(Dataset items)
■ ■ ■

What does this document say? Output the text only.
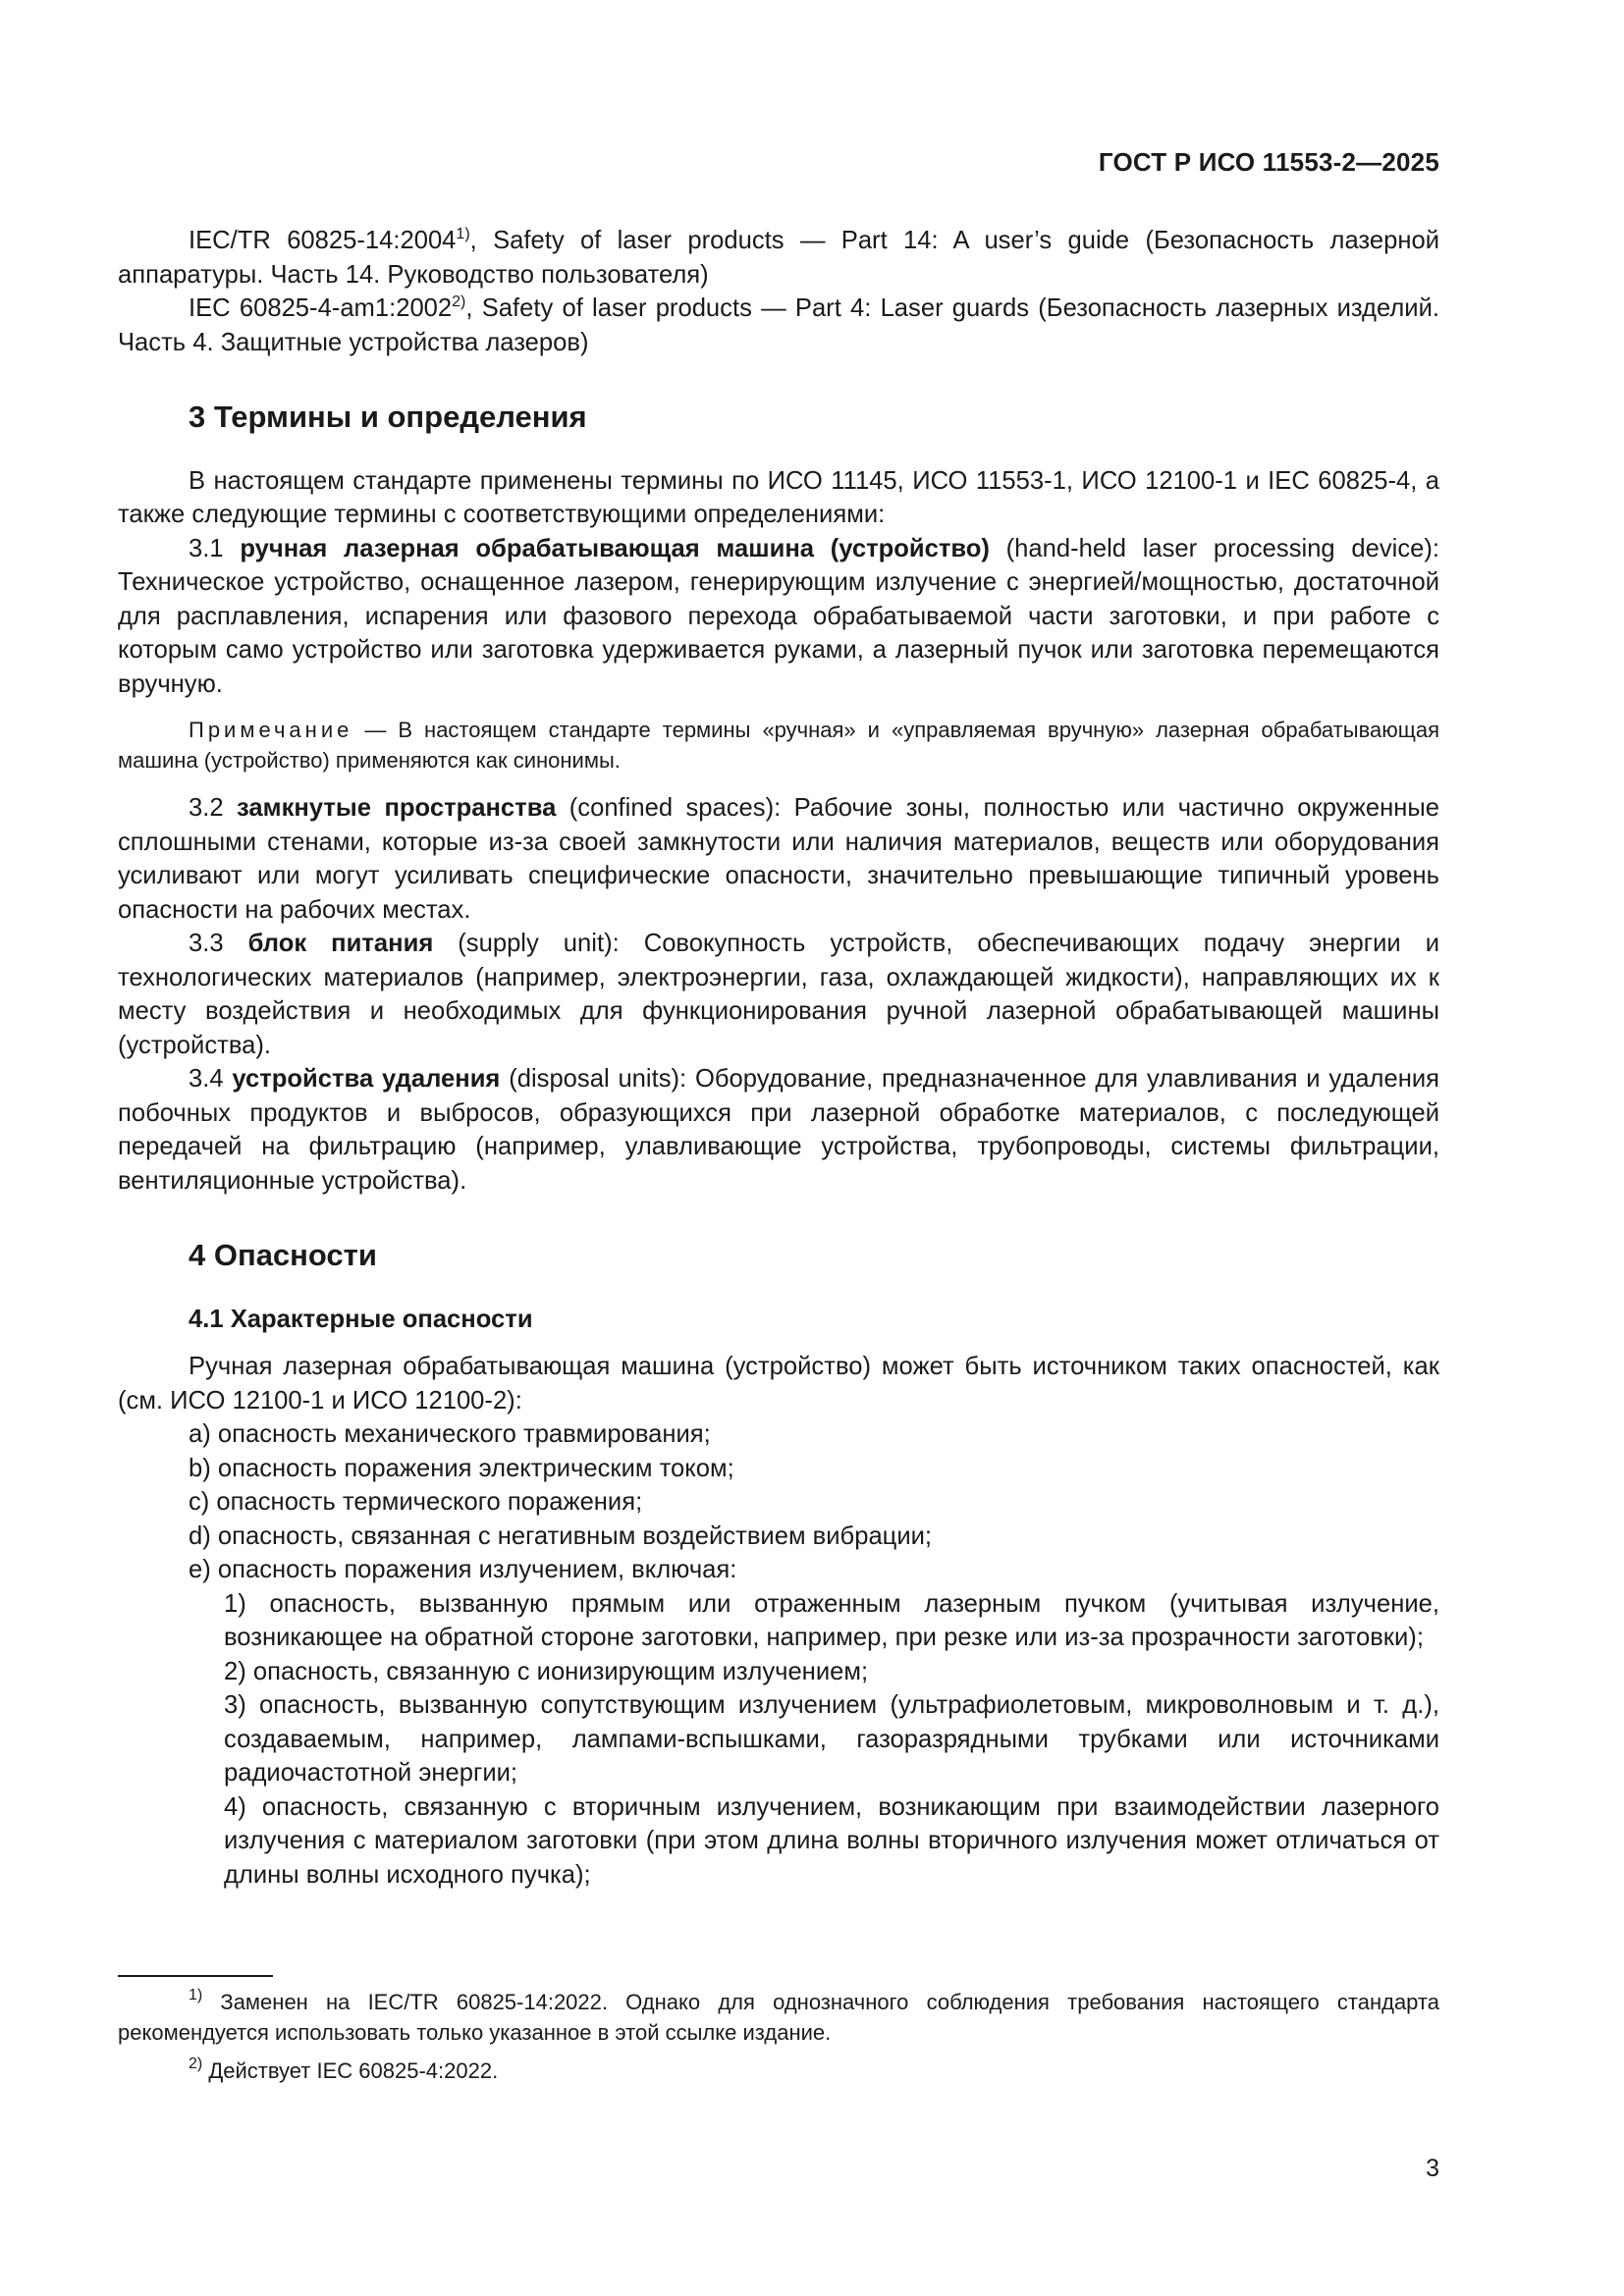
ГОСТ Р ИСО 11553-2—2025

IEC/TR 60825-14:2004$^{1)}$, Safety of laser products — Part 14: A user’s guide (Безопасность лазерной аппаратуры. Часть 14. Руководство пользователя)

IEC 60825-4-am1:2002$^{2)}$, Safety of laser products — Part 4: Laser guards (Безопасность лазерных изделий. Часть 4. Защитные устройства лазеров)

3 Термины и определения

В настоящем стандарте применены термины по ИСО 11145, ИСО 11553-1, ИСО 12100-1 и IEC 60825-4, а также следующие термины с соответствующими определениями:

3.1 ручная лазерная обрабатывающая машина (устройство) (hand-held laser processing device): Техническое устройство, оснащенное лазером, генерирующим излучение с энергией/мощностью, достаточной для расплавления, испарения или фазового перехода обрабатываемой части заготовки, и при работе с которым само устройство или заготовка удерживается руками, а лазерный пучок или заготовка перемещаются вручную.

Примечание — В настоящем стандарте термины «ручная» и «управляемая вручную» лазерная обрабатывающая машина (устройство) применяются как синонимы.

3.2 замкнутые пространства (confined spaces): Рабочие зоны, полностью или частично окруженные сплошными стенами, которые из-за своей замкнутости или наличия материалов, веществ или оборудования усиливают или могут усиливать специфические опасности, значительно превышающие типичный уровень опасности на рабочих местах.

3.3 блок питания (supply unit): Совокупность устройств, обеспечивающих подачу энергии и технологических материалов (например, электроэнергии, газа, охлаждающей жидкости), направляющих их к месту воздействия и необходимых для функционирования ручной лазерной обрабатывающей машины (устройства).

3.4 устройства удаления (disposal units): Оборудование, предназначенное для улавливания и удаления побочных продуктов и выбросов, образующихся при лазерной обработке материалов, с последующей передачей на фильтрацию (например, улавливающие устройства, трубопроводы, системы фильтрации, вентиляционные устройства).

4 Опасности
4.1 Характерные опасности

Ручная лазерная обрабатывающая машина (устройство) может быть источником таких опасностей, как (см. ИСО 12100-1 и ИСО 12100-2):

a) опасность механического травмирования;

b) опасность поражения электрическим током;

c) опасность термического поражения;

d) опасность, связанная с негативным воздействием вибрации;

e) опасность поражения излучением, включая:

1) опасность, вызванную прямым или отраженным лазерным пучком (учитывая излучение, возникающее на обратной стороне заготовки, например, при резке или из-за прозрачности заготовки);

2) опасность, связанную с ионизирующим излучением;

3) опасность, вызванную сопутствующим излучением (ультрафиолетовым, микроволновым и т. д.), создаваемым, например, лампами-вспышками, газоразрядными трубками или источниками радиочастотной энергии;

4) опасность, связанную с вторичным излучением, возникающим при взаимодействии лазерного излучения с материалом заготовки (при этом длина волны вторичного излучения может отличаться от длины волны исходного пучка);

$^{1)}$ Заменен на IEC/TR 60825-14:2022. Однако для однозначного соблюдения требования настоящего стандарта рекомендуется использовать только указанное в этой ссылке издание.

$^{2)}$ Действует IEC 60825-4:2022.

3
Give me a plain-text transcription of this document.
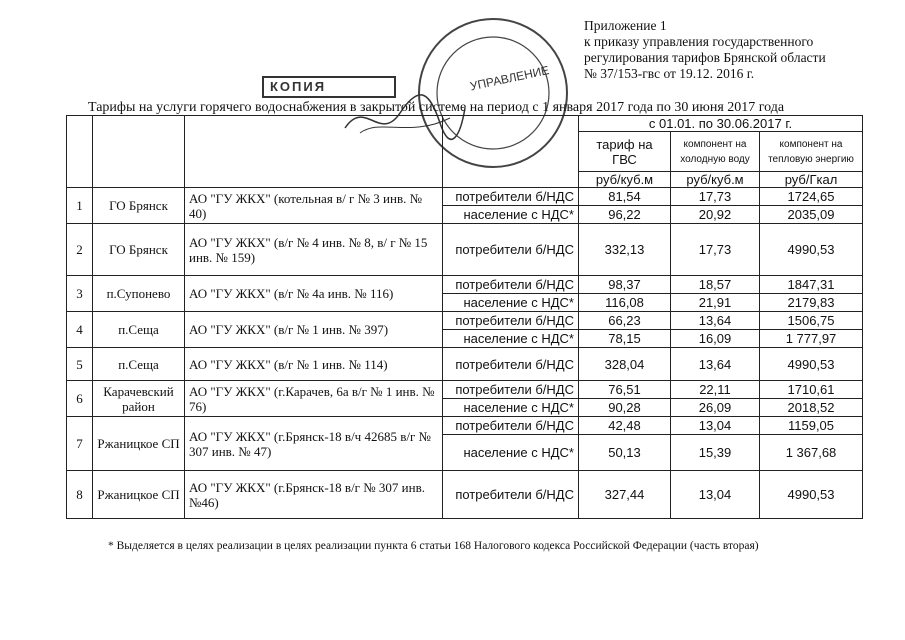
Приложение 1
к приказу управления государственного
регулирования тарифов Брянской области
№ 37/153-гвс от 19.12. 2016 г.
УПРАВЛЕНИЕ
КОПИЯ
Тарифы на услуги горячего водоснабжения в закрытой системе на период с 1 января 2017 года по 30 июня 2017 года
				с 01.01. по 30.06.2017 г.		
				тариф на ГВС	компонент на холодную воду	компонент на тепловую энергию
				руб/куб.м	руб/куб.м	руб/Гкал
1	ГО Брянск	АО "ГУ ЖКХ" (котельная в/ г № 3 инв. № 40)	потребители б/НДС	81,54	17,73	1724,65
			население с НДС*	96,22	20,92	2035,09
2	ГО Брянск	АО "ГУ ЖКХ" (в/г № 4 инв. № 8, в/ г № 15 инв. № 159)	потребители б/НДС	332,13	17,73	4990,53
3	п.Супонево	АО "ГУ ЖКХ" (в/г № 4а инв. № 116)	потребители б/НДС	98,37	18,57	1847,31
			население с НДС*	116,08	21,91	2179,83
4	п.Сеща	АО "ГУ ЖКХ" (в/г № 1 инв. № 397)	потребители б/НДС	66,23	13,64	1506,75
			население с НДС*	78,15	16,09	1 777,97
5	п.Сеща	АО "ГУ ЖКХ" (в/г № 1 инв. № 114)	потребители б/НДС	328,04	13,64	4990,53
6	Карачевский район	АО "ГУ ЖКХ" (г.Карачев, 6а в/г № 1 инв. № 76)	потребители б/НДС	76,51	22,11	1710,61
			население с НДС*	90,28	26,09	2018,52
7	Ржаницкое СП	АО "ГУ ЖКХ" (г.Брянск-18 в/ч 42685 в/г № 307 инв. № 47)	потребители б/НДС	42,48	13,04	1159,05
			население с НДС*	50,13	15,39	1 367,68
8	Ржаницкое СП	АО "ГУ ЖКХ" (г.Брянск-18 в/г № 307 инв. №46)	потребители б/НДС	327,44	13,04	4990,53
* Выделяется в целях реализации в целях реализации пункта 6 статьи 168 Налогового кодекса Российской Федерации (часть вторая)
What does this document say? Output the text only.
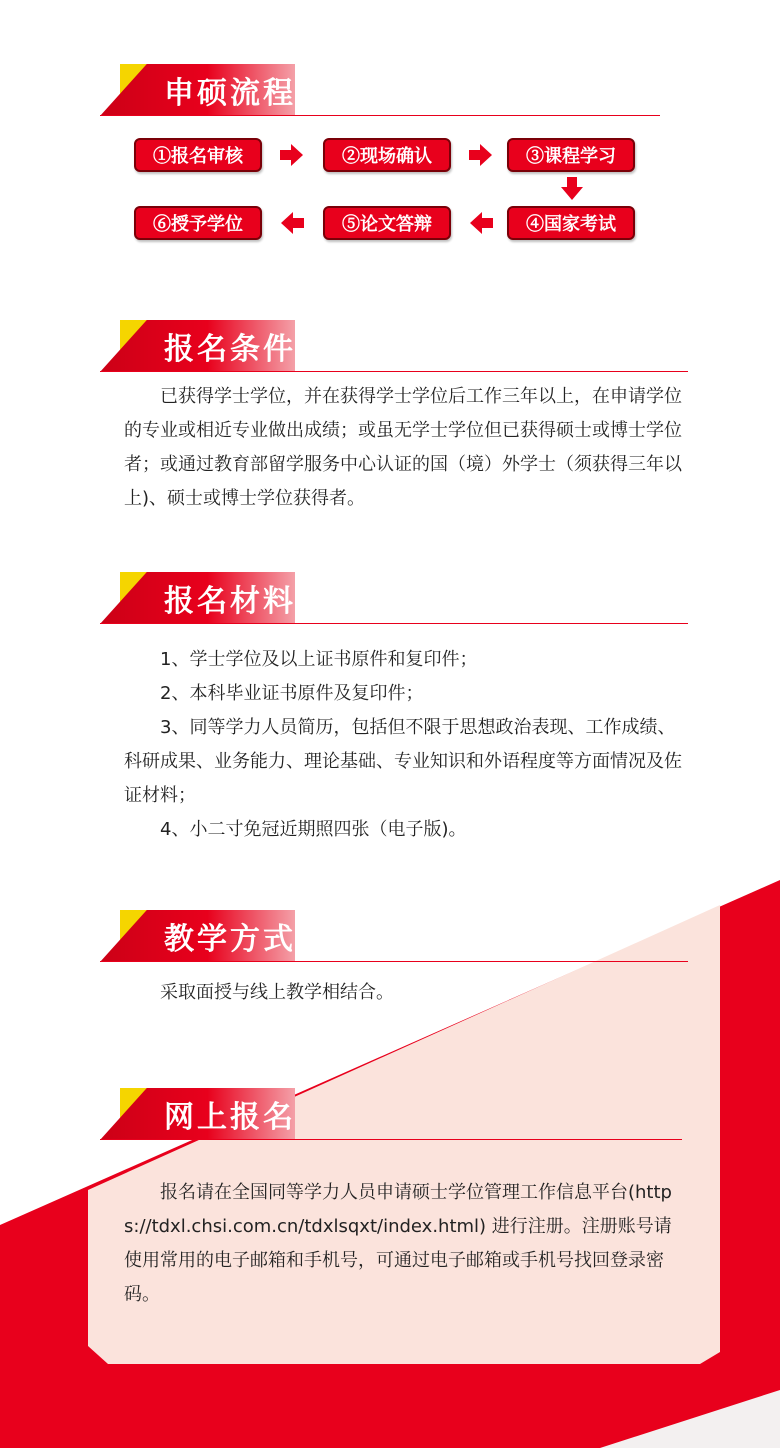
申硕流程
①报名审核	②现场确认	③课程学习
④国家考试
⑤论文答辩
⑥授予学位
报名条件

已获得学士学位，并在获得学士学位后工作三年以上，在申请学位的专业或相近专业做出成绩；或虽无学士学位但已获得硕士或博士学位者；或通过教育部留学服务中心认证的国（境）外学士（须获得三年以上)、硕士或博士学位获得者。

报名材料

1、学士学位及以上证书原件和复印件；

2、本科毕业证书原件及复印件；

3、同等学力人员简历，包括但不限于思想政治表现、工作成绩、科研成果、业务能力、理论基础、专业知识和外语程度等方面情况及佐证材料；

4、小二寸免冠近期照四张（电子版)。

教学方式

采取面授与线上教学相结合。

网上报名

报名请在全国同等学力人员申请硕士学位管理工作信息平台(https://tdxl.chsi.com.cn/tdxlsqxt/index.html) 进行注册。注册账号请使用常用的电子邮箱和手机号，可通过电子邮箱或手机号找回登录密码。
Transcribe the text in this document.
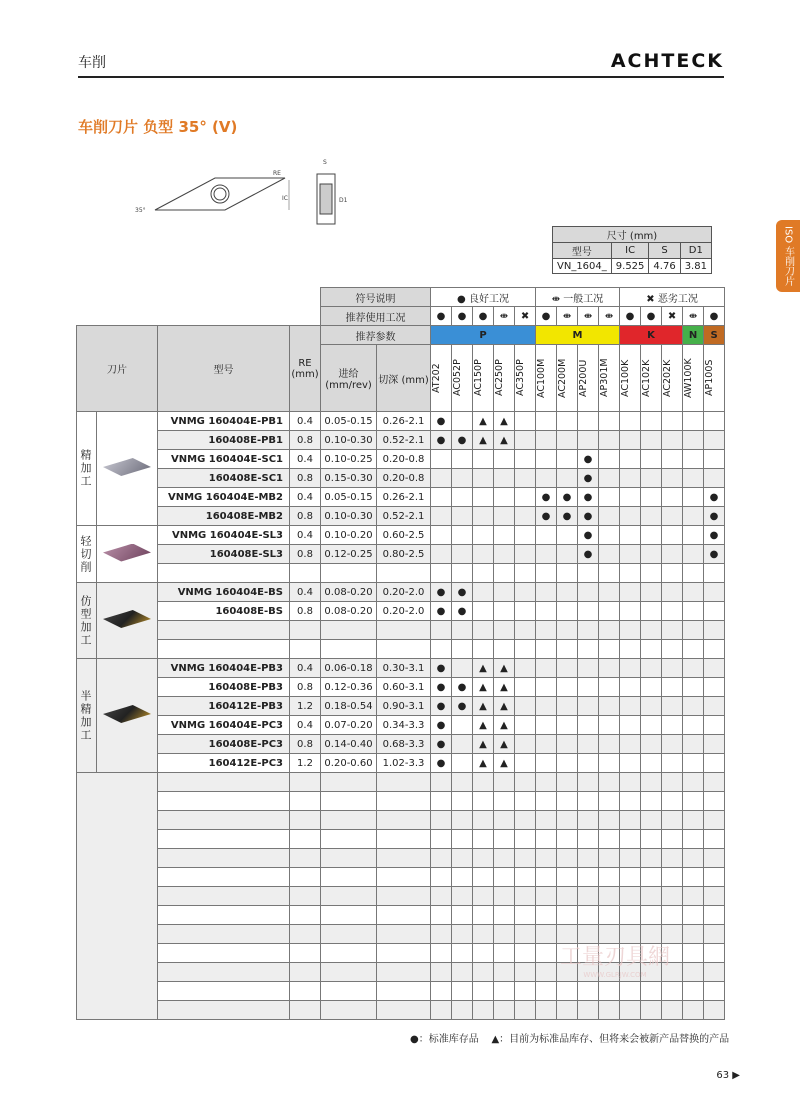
车削	ACHTECK
车削刀片 负型 35° (V)
ISO 车削刀片
RE
IC
35°
S
D1
尺寸 (mm)			
型号	IC	S	D1
VN_1604_	9.525	4.76	3.81
				符号说明		● 良好工况					⇼ 一般工况				✖ 恶劣工况				
				推荐使用工况		●	●	●	⇼	✖	●	⇼	⇼	⇼	●	●	✖	⇼	●
刀片		型号	RE (mm)	推荐参数		P					M				K			N	S
				进给 (mm/rev)	切深 (mm)	AT202	AC052P	AC150P	AC250P	AC350P	AC100M	AC200M	AP200U	AP301M	AC100K	AC102K	AC202K	AW100K	AP100S

精加工		VNMG 160404E-PB1	0.4	0.05-0.15	0.26-2.1	●		▲	▲										
		160408E-PB1	0.8	0.10-0.30	0.52-2.1	●	●	▲	▲										
		VNMG 160404E-SC1	0.4	0.10-0.25	0.20-0.8								●						
		160408E-SC1	0.8	0.15-0.30	0.20-0.8								●						
		VNMG 160404E-MB2	0.4	0.05-0.15	0.26-2.1						●	●	●						●
		160408E-MB2	0.8	0.10-0.30	0.52-2.1						●	●	●						●

轻切削		VNMG 160404E-SL3	0.4	0.10-0.20	0.60-2.5								●						●
		160408E-SL3	0.8	0.12-0.25	0.80-2.5								●						●

仿型加工		VNMG 160404E-BS	0.4	0.08-0.20	0.20-2.0	●	●												
		160408E-BS	0.8	0.08-0.20	0.20-2.0	●	●												

半精加工		VNMG 160404E-PB3	0.4	0.06-0.18	0.30-3.1	●		▲	▲										
		160408E-PB3	0.8	0.12-0.36	0.60-3.1	●	●	▲	▲										
		160412E-PB3	1.2	0.18-0.54	0.90-3.1	●	●	▲	▲										
		VNMG 160404E-PC3	0.4	0.07-0.20	0.34-3.3	●		▲	▲										
		160408E-PC3	0.8	0.14-0.40	0.68-3.3	●		▲	▲										
		160412E-PC3	1.2	0.20-0.60	1.02-3.3	●		▲	▲										

●：标准库存品 ▲：目前为标准品库存、但将来会被新产品替换的产品
工量刃具網
WWW.GLRJW.COM
63 ▶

■ ■ ■

DIRECTIONS FOR THIS TASK:
Look through the data above. Copy every line with the string "вручную" in it.

WRITTEN RESPONSE:
3.1 ручная лазерная обрабатывающая машина (устройство) (hand-held laser processing device): Техническое устройство, оснащенное лазером, генерирующим излучение с энергией/мощностью, достаточной для расплавления, испарения или фазового перехода обрабатываемой части заготовки, и при работе с которым само устройство или заготовка удерживается руками, а лазерный пучок или заготовка перемещаются вручную.
Примечание — В настоящем стандарте термины «ручная» и «управляемая вручную» лазерная обрабатывающая машина (устройство) применяются как синонимы.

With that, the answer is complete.